begin

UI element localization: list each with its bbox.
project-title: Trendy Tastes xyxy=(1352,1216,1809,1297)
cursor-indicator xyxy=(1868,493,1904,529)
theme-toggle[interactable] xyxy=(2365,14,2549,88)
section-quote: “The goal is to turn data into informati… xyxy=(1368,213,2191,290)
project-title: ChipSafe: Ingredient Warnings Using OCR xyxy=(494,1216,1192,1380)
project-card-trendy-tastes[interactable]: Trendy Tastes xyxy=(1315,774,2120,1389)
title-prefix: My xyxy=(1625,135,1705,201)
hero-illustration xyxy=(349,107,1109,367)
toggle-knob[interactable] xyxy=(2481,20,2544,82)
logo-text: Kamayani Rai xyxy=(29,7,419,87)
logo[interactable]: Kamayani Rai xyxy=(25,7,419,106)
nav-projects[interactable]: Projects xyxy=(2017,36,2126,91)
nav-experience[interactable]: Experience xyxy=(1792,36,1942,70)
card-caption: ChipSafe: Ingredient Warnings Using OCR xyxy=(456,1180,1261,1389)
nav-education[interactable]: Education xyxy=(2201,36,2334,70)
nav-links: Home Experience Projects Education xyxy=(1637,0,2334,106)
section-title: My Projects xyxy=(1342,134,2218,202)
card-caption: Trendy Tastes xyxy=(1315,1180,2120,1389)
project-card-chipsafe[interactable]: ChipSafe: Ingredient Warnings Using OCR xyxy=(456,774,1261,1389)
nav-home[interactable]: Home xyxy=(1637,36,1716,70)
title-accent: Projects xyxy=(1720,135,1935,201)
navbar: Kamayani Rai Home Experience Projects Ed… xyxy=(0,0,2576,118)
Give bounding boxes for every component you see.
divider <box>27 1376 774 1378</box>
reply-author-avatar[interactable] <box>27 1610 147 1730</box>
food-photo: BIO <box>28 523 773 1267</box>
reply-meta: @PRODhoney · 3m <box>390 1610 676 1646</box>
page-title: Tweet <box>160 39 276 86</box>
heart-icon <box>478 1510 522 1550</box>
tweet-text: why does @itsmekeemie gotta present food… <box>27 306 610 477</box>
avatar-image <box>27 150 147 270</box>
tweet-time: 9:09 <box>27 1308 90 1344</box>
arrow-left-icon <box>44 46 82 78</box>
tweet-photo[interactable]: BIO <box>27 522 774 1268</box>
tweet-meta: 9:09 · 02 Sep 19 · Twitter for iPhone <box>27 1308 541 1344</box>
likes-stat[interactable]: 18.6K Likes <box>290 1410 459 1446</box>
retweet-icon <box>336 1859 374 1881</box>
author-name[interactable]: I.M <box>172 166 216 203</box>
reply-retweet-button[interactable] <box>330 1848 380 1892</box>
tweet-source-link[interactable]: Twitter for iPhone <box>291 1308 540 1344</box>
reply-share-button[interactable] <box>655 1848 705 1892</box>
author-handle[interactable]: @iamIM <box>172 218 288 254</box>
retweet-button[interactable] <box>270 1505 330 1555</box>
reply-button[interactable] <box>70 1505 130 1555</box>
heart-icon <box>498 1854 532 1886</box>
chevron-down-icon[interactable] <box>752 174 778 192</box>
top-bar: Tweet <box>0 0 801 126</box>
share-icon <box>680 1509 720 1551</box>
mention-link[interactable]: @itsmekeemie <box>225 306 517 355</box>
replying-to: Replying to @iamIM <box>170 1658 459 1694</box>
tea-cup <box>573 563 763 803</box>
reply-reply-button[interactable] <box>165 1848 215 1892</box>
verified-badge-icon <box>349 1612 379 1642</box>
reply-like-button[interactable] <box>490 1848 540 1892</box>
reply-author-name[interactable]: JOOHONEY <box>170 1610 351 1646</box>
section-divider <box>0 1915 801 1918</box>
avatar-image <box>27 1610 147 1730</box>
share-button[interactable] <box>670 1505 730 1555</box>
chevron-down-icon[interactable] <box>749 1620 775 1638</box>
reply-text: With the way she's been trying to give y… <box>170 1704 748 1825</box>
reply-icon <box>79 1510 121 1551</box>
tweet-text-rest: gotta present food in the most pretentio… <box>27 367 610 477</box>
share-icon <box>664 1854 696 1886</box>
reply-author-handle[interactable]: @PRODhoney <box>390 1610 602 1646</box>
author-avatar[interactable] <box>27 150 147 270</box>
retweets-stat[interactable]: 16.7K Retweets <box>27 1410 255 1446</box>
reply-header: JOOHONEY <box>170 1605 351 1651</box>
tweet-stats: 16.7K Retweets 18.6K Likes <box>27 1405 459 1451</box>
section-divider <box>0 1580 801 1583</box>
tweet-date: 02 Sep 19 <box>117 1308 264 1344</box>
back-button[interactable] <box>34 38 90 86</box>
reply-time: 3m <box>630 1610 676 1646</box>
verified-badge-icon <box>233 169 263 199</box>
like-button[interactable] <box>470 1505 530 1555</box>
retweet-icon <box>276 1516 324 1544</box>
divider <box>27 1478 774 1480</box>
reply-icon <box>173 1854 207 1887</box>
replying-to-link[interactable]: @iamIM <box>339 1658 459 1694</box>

end

Directions →
Rewrite everything from the start of the items down to the line containing "reply-retweet-button[interactable] <box>330 1848", replacing "Trendy Tastes" with "Tasty Trends" and leaving all else unchanged.

Task output →
UI element localization: list each with its bbox.
project-title: Tasty Trends xyxy=(1352,1216,1809,1297)
cursor-indicator xyxy=(1868,493,1904,529)
theme-toggle[interactable] xyxy=(2365,14,2549,88)
section-quote: “The goal is to turn data into informati… xyxy=(1368,213,2191,290)
project-title: ChipSafe: Ingredient Warnings Using OCR xyxy=(494,1216,1192,1380)
project-card-trendy-tastes[interactable]: Tasty Trends xyxy=(1315,774,2120,1389)
title-prefix: My xyxy=(1625,135,1705,201)
hero-illustration xyxy=(349,107,1109,367)
toggle-knob[interactable] xyxy=(2481,20,2544,82)
logo-text: Kamayani Rai xyxy=(29,7,419,87)
logo[interactable]: Kamayani Rai xyxy=(25,7,419,106)
nav-projects[interactable]: Projects xyxy=(2017,36,2126,91)
nav-experience[interactable]: Experience xyxy=(1792,36,1942,70)
card-caption: ChipSafe: Ingredient Warnings Using OCR xyxy=(456,1180,1261,1389)
nav-education[interactable]: Education xyxy=(2201,36,2334,70)
nav-links: Home Experience Projects Education xyxy=(1637,0,2334,106)
section-title: My Projects xyxy=(1342,134,2218,202)
card-caption: Tasty Trends xyxy=(1315,1180,2120,1389)
project-card-chipsafe[interactable]: ChipSafe: Ingredient Warnings Using OCR xyxy=(456,774,1261,1389)
nav-home[interactable]: Home xyxy=(1637,36,1716,70)
title-accent: Projects xyxy=(1720,135,1935,201)
navbar: Kamayani Rai Home Experience Projects Ed… xyxy=(0,0,2576,118)
Give bounding boxes for every component you see.
divider <box>27 1376 774 1378</box>
reply-author-avatar[interactable] <box>27 1610 147 1730</box>
food-photo: BIO <box>28 523 773 1267</box>
reply-meta: @PRODhoney · 3m <box>390 1610 676 1646</box>
page-title: Tweet <box>160 39 276 86</box>
heart-icon <box>478 1510 522 1550</box>
tweet-text: why does @itsmekeemie gotta present food… <box>27 306 610 477</box>
avatar-image <box>27 150 147 270</box>
tweet-time: 9:09 <box>27 1308 90 1344</box>
arrow-left-icon <box>44 46 82 78</box>
tweet-photo[interactable]: BIO <box>27 522 774 1268</box>
tweet-meta: 9:09 · 02 Sep 19 · Twitter for iPhone <box>27 1308 541 1344</box>
likes-stat[interactable]: 18.6K Likes <box>290 1410 459 1446</box>
retweet-icon <box>336 1859 374 1881</box>
author-name[interactable]: I.M <box>172 166 216 203</box>
reply-retweet-button[interactable] <box>330 1848 380 1892</box>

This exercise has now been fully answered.